» Problem to work on:
In this exercise, return the whole listing exactly, excluding any images.

» Dataset content:
>> START

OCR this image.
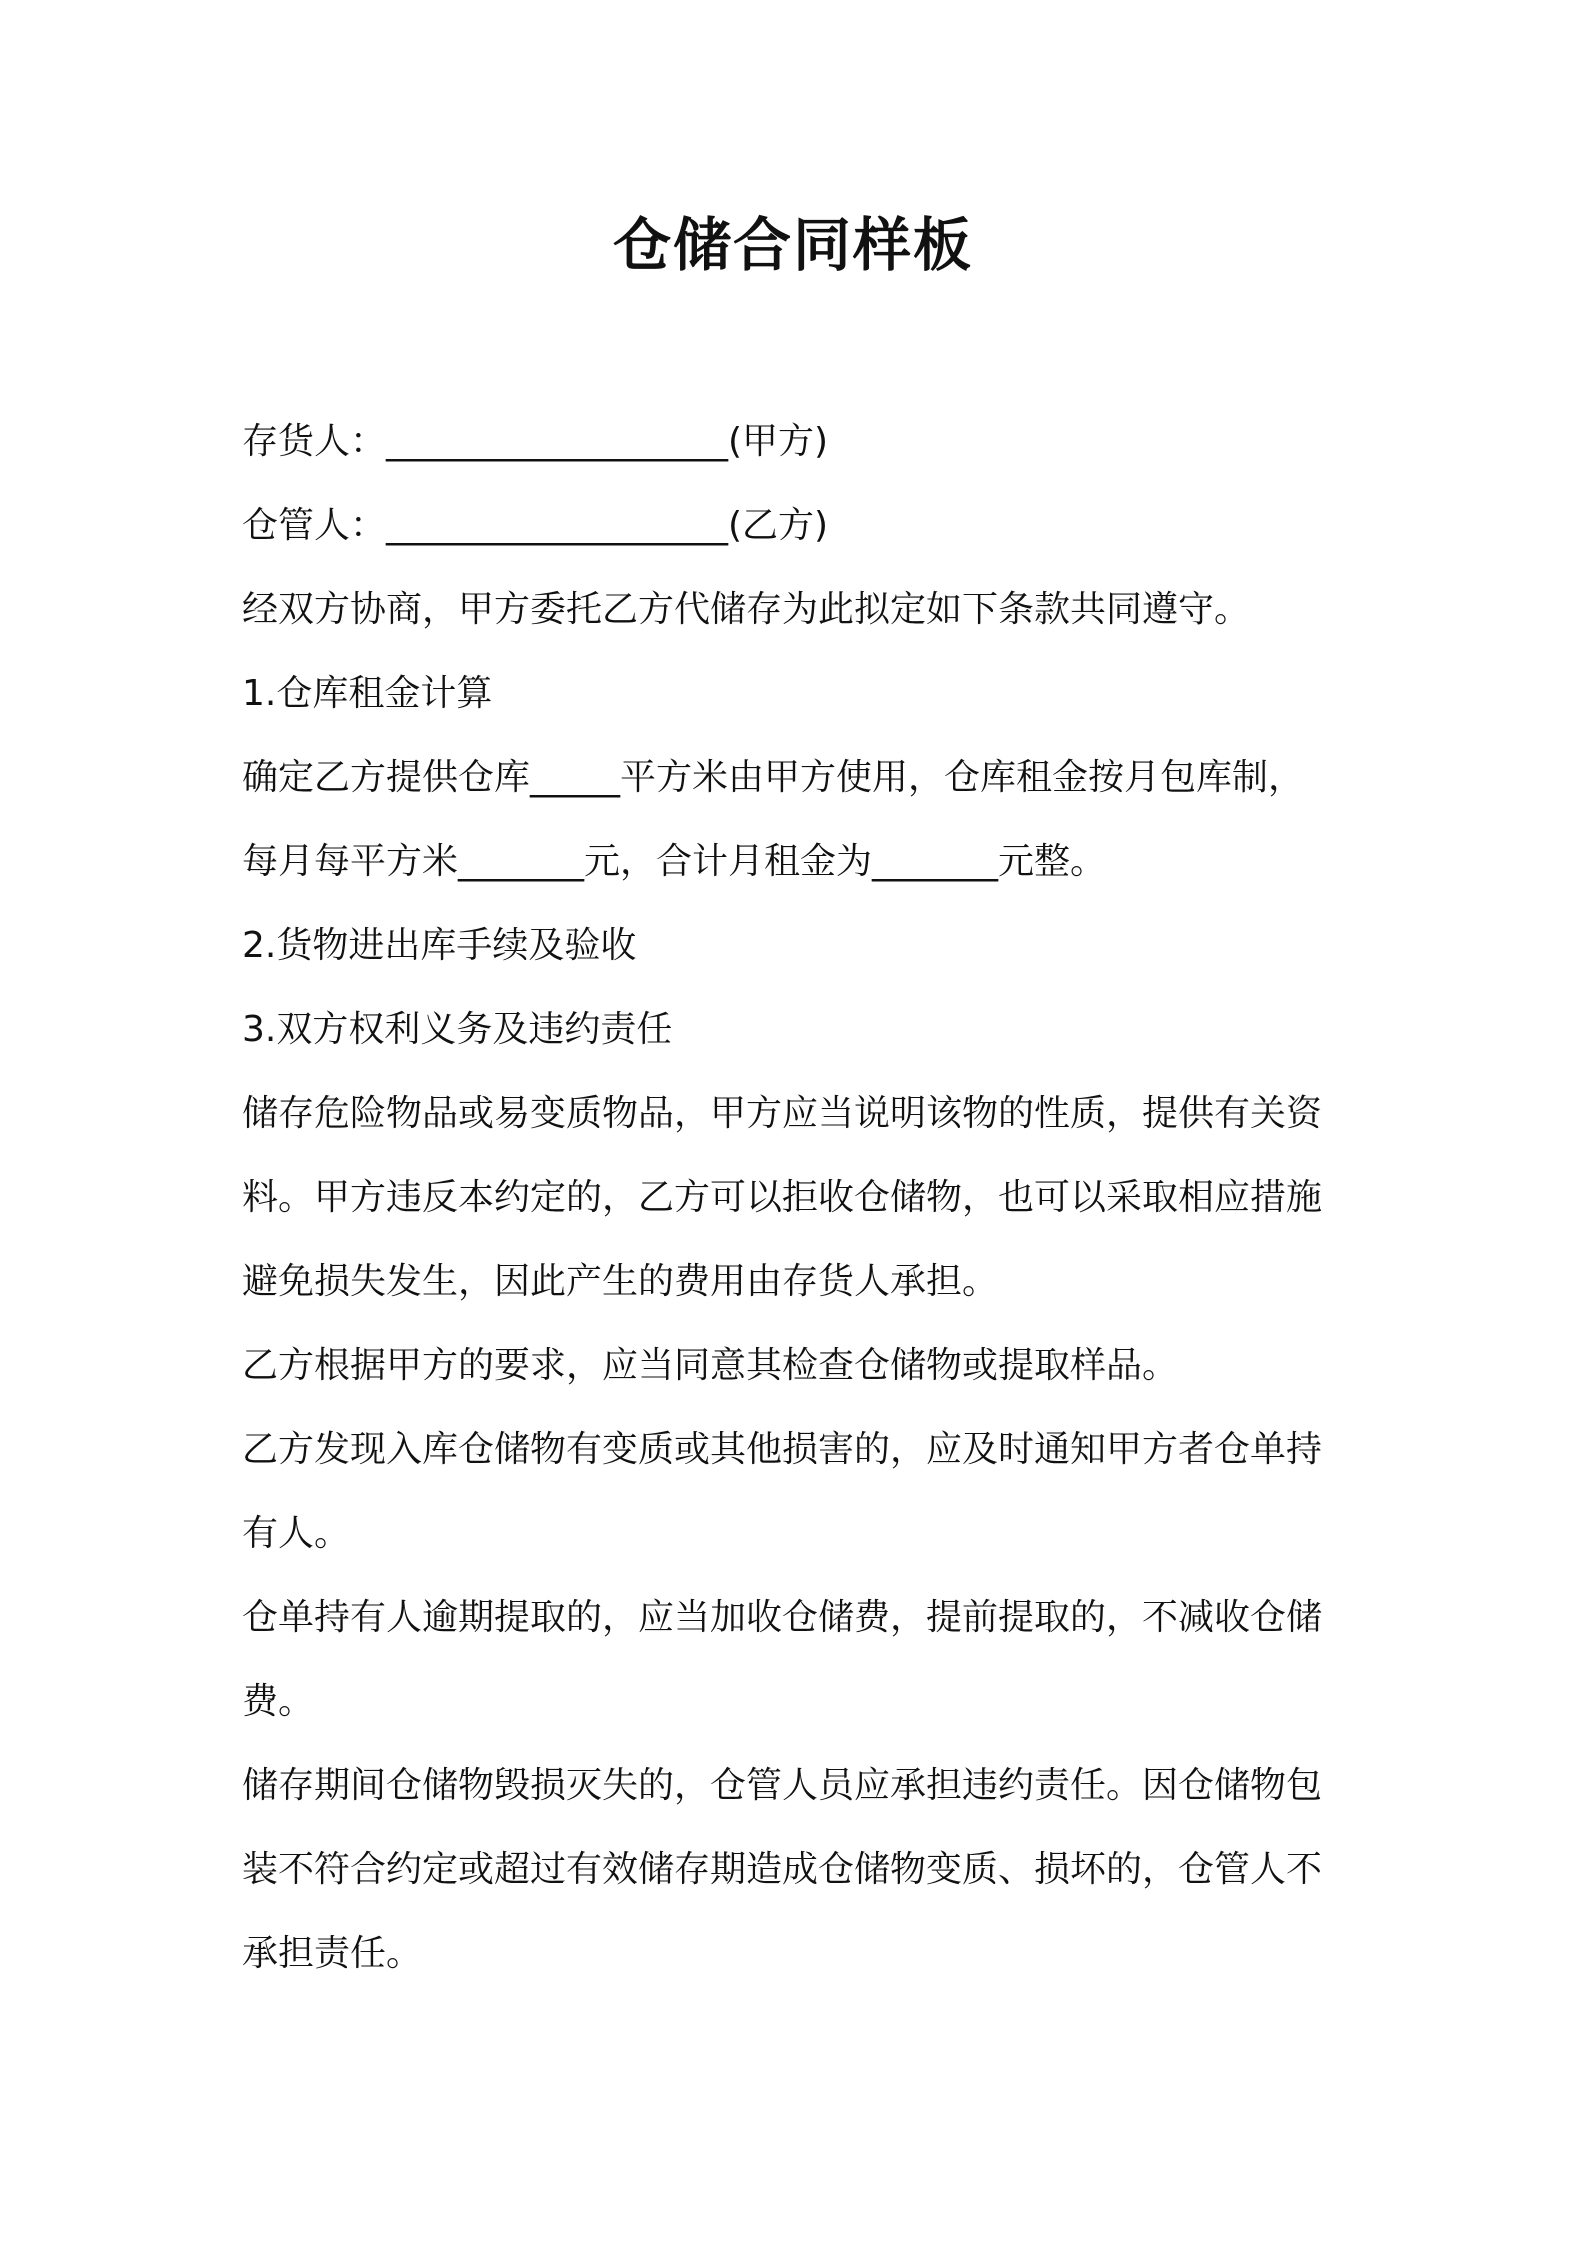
仓储合同样板
存货人：___________________(甲方)
仓管人：___________________(乙方)
经双方协商，甲方委托乙方代储存为此拟定如下条款共同遵守。
1.仓库租金计算
确定乙方提供仓库_____平方米由甲方使用，仓库租金按月包库制，
每月每平方米_______元，合计月租金为_______元整。
2.货物进出库手续及验收
3.双方权利义务及违约责任
储存危险物品或易变质物品，甲方应当说明该物的性质，提供有关资
料。甲方违反本约定的，乙方可以拒收仓储物，也可以采取相应措施
避免损失发生，因此产生的费用由存货人承担。
乙方根据甲方的要求，应当同意其检查仓储物或提取样品。
乙方发现入库仓储物有变质或其他损害的，应及时通知甲方者仓单持
有人。
仓单持有人逾期提取的，应当加收仓储费，提前提取的，不减收仓储
费。
储存期间仓储物毁损灭失的，仓管人员应承担违约责任。因仓储物包
装不符合约定或超过有效储存期造成仓储物变质、损坏的，仓管人不
承担责任。
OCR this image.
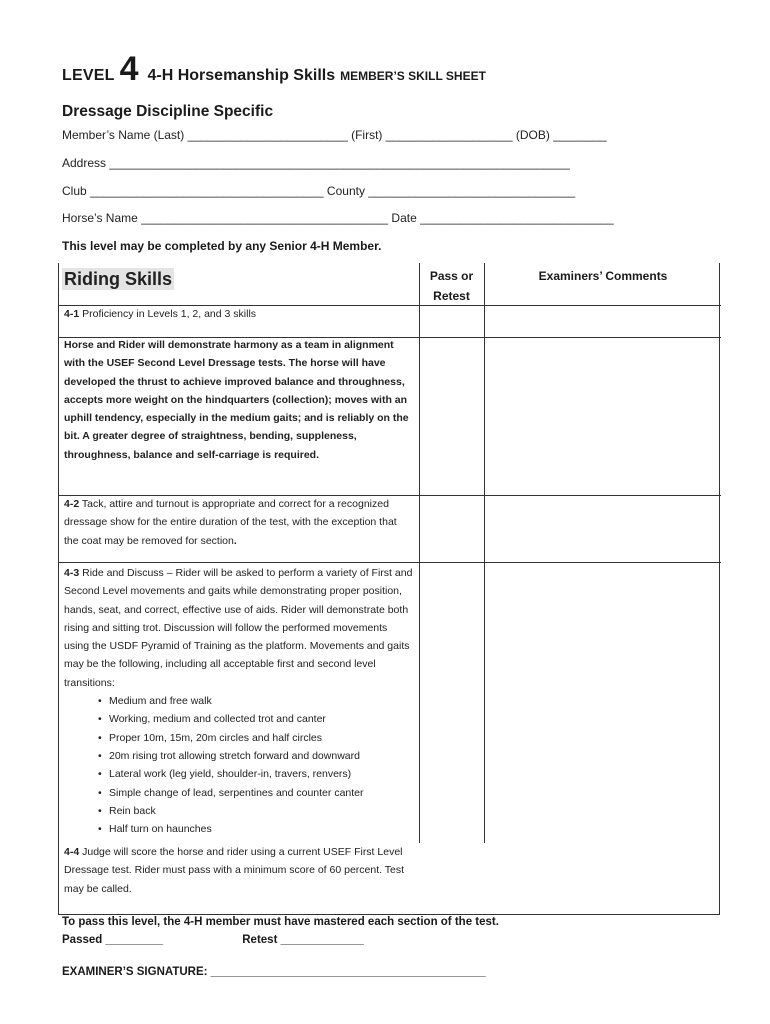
LEVEL 4 4-H Horsemanship Skills MEMBER’S SKILL SHEET
Dressage Discipline Specific
Member’s Name (Last) ________________________ (First) ___________________ (DOB) ________
Address _____________________________________________________________________
Club ___________________________________ County _______________________________
Horse’s Name _____________________________________ Date _____________________________
This level may be completed by any Senior 4-H Member.
Riding Skills	Pass or
Retest
Examiners’ Comments
4-1 Proficiency in Levels 1, 2, and 3 skills
Horse and Rider will demonstrate harmony as a team in alignment with the USEF Second Level Dressage tests. The horse will have developed the thrust to achieve improved balance and throughness, accepts more weight on the hindquarters (collection); moves with an uphill tendency, especially in the medium gaits; and is reliably on the bit. A greater degree of straightness, bending, suppleness, throughness, balance and self-carriage is required.
4-2 Tack, attire and turnout is appropriate and correct for a recognized dressage show for the entire duration of the test, with the exception that the coat may be removed for section.
4-3 Ride and Discuss – Rider will be asked to perform a variety of First and Second Level movements and gaits while demonstrating proper position, hands, seat, and correct, effective use of aids. Rider will demonstrate both rising and sitting trot. Discussion will follow the performed movements using the USDF Pyramid of Training as the platform. Movements and gaits may be the following, including all acceptable first and second level transitions:
• Medium and free walk
• Working, medium and collected trot and canter
• Proper 10m, 15m, 20m circles and half circles
• 20m rising trot allowing stretch forward and downward
• Lateral work (leg yield, shoulder-in, travers, renvers)
• Simple change of lead, serpentines and counter canter
• Rein back
• Half turn on haunches
4-4 Judge will score the horse and rider using a current USEF First Level Dressage test. Rider must pass with a minimum score of 60 percent. Test may be called.
To pass this level, the 4-H member must have mastered each section of the test.
Passed _________	Retest _____________
EXAMINER’S SIGNATURE: ___________________________________________
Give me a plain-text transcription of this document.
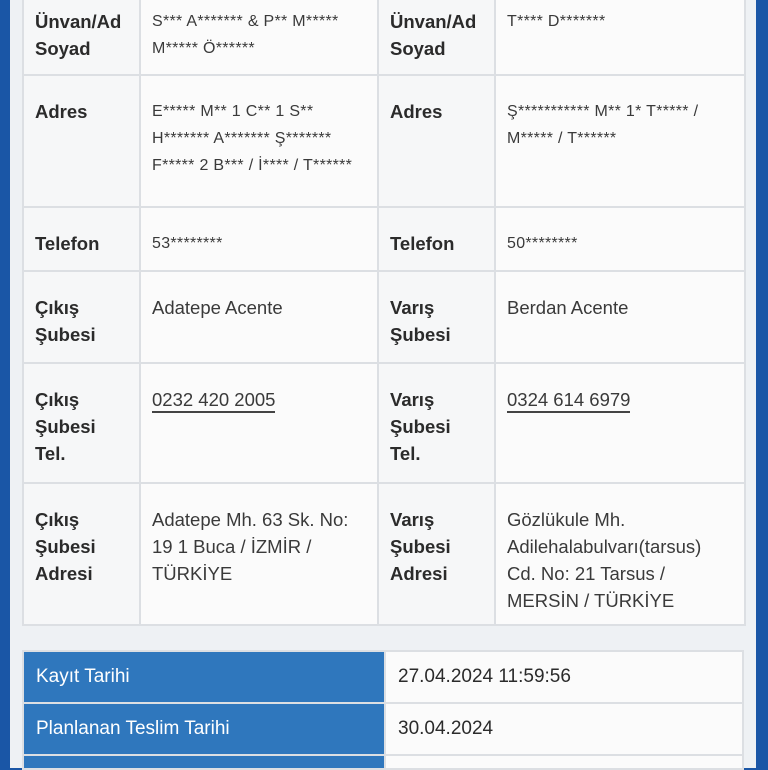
Ünvan/Ad Soyad	S*** A******* & P** M***** M***** Ö******	Ünvan/Ad Soyad	T**** D*******
Adres	E***** M** 1 C** 1 S** H******* A******* Ş******* F***** 2 B*** / İ**** / T******	Adres	Ş*********** M** 1* T***** / M***** / T******
Telefon	53********	Telefon	50********
Çıkış Şubesi	Adatepe Acente	Varış Şubesi	Berdan Acente
Çıkış Şubesi Tel.	0232 420 2005	Varış Şubesi Tel.	0324 614 6979
Çıkış Şubesi Adresi	Adatepe Mh. 63 Sk. No: 19 1 Buca / İZMİR / TÜRKİYE	Varış Şubesi Adresi	Gözlükule Mh. Adilehalabulvarı(tarsus) Cd. No: 21 Tarsus / MERSİN / TÜRKİYE
Kayıt Tarihi	27.04.2024 11:59:56
Planlanan Teslim Tarihi	30.04.2024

>> END

» Solution to this task:
OCR this image.
仓储合同样板
存货人：___________________(甲方)
仓管人：___________________(乙方)
经双方协商，甲方委托乙方代储存为此拟定如下条款共同遵守。
1.仓库租金计算
确定乙方提供仓库_____平方米由甲方使用，仓库租金按月包库制，
每月每平方米_______元，合计月租金为_______元整。
2.货物进出库手续及验收
3.双方权利义务及违约责任
储存危险物品或易变质物品，甲方应当说明该物的性质，提供有关资
料。甲方违反本约定的，乙方可以拒收仓储物，也可以采取相应措施
避免损失发生，因此产生的费用由存货人承担。
乙方根据甲方的要求，应当同意其检查仓储物或提取样品。
乙方发现入库仓储物有变质或其他损害的，应及时通知甲方者仓单持
有人。
仓单持有人逾期提取的，应当加收仓储费，提前提取的，不减收仓储
费。
储存期间仓储物毁损灭失的，仓管人员应承担违约责任。因仓储物包
装不符合约定或超过有效储存期造成仓储物变质、损坏的，仓管人不
承担责任。
OCR this image.
LEVEL 4 4-H Horsemanship Skills MEMBER’S SKILL SHEET
Dressage Discipline Specific
Member’s Name (Last) ________________________ (First) ___________________ (DOB) ________
Address _____________________________________________________________________
Club ___________________________________ County _______________________________
Horse’s Name _____________________________________ Date _____________________________
This level may be completed by any Senior 4-H Member.
Riding Skills	Pass or
Retest
Examiners’ Comments
4-1 Proficiency in Levels 1, 2, and 3 skills
Horse and Rider will demonstrate harmony as a team in alignment with the USEF Second Level Dressage tests. The horse will have developed the thrust to achieve improved balance and throughness, accepts more weight on the hindquarters (collection); moves with an uphill tendency, especially in the medium gaits; and is reliably on the bit. A greater degree of straightness, bending, suppleness, throughness, balance and self-carriage is required.
4-2 Tack, attire and turnout is appropriate and correct for a recognized dressage show for the entire duration of the test, with the exception that the coat may be removed for section.
4-3 Ride and Discuss – Rider will be asked to perform a variety of First and Second Level movements and gaits while demonstrating proper position, hands, seat, and correct, effective use of aids. Rider will demonstrate both rising and sitting trot. Discussion will follow the performed movements using the USDF Pyramid of Training as the platform. Movements and gaits may be the following, including all acceptable first and second level transitions:
• Medium and free walk
• Working, medium and collected trot and canter
• Proper 10m, 15m, 20m circles and half circles
• 20m rising trot allowing stretch forward and downward
• Lateral work (leg yield, shoulder-in, travers, renvers)
• Simple change of lead, serpentines and counter canter
• Rein back
• Half turn on haunches
4-4 Judge will score the horse and rider using a current USEF First Level Dressage test. Rider must pass with a minimum score of 60 percent. Test may be called.
To pass this level, the 4-H member must have mastered each section of the test.
Passed _________	Retest _____________
EXAMINER’S SIGNATURE: ___________________________________________
Give me a plain-text transcription of this document.
Ünvan/Ad Soyad	S*** A******* & P** M***** M***** Ö******	Ünvan/Ad Soyad	T**** D*******
Adres	E***** M** 1 C** 1 S** H******* A******* Ş******* F***** 2 B*** / İ**** / T******	Adres	Ş*********** M** 1* T***** / M***** / T******
Telefon	53********	Telefon	50********
Çıkış Şubesi	Adatepe Acente	Varış Şubesi	Berdan Acente
Çıkış Şubesi Tel.	0232 420 2005	Varış Şubesi Tel.	0324 614 6979
Çıkış Şubesi Adresi	Adatepe Mh. 63 Sk. No: 19 1 Buca / İZMİR / TÜRKİYE	Varış Şubesi Adresi	Gözlükule Mh. Adilehalabulvarı(tarsus) Cd. No: 21 Tarsus / MERSİN / TÜRKİYE
Kayıt Tarihi	27.04.2024 11:59:56
Planlanan Teslim Tarihi	30.04.2024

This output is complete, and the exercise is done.